## INFORMATION GIVEN
— Start —

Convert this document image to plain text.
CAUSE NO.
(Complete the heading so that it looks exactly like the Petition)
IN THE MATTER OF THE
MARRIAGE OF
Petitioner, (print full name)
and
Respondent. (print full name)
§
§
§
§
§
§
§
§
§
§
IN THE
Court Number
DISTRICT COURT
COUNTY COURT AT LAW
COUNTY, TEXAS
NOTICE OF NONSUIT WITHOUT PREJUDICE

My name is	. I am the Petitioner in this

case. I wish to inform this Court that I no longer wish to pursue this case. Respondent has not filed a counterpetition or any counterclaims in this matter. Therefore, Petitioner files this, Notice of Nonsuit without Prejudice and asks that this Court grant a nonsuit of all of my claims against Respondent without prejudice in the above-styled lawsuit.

— End —

Please give back all of the records exactly as written.

Convert this document image to plain text.
CAUSE NO.
(Complete the heading so that it looks exactly like the Petition)
IN THE MATTER OF THE
MARRIAGE OF
Petitioner, (print full name)
and
Respondent. (print full name)
§
§
§
§
§
§
§
§
§
§
IN THE
Court Number
DISTRICT COURT
COUNTY COURT AT LAW
COUNTY, TEXAS
NOTICE OF NONSUIT WITHOUT PREJUDICE

My name is	. I am the Petitioner in this

case. I wish to inform this Court that I no longer wish to pursue this case. Respondent has not filed a counterpetition or any counterclaims in this matter. Therefore, Petitioner files this, Notice of Nonsuit without Prejudice and asks that this Court grant a nonsuit of all of my claims against Respondent without prejudice in the above-styled lawsuit.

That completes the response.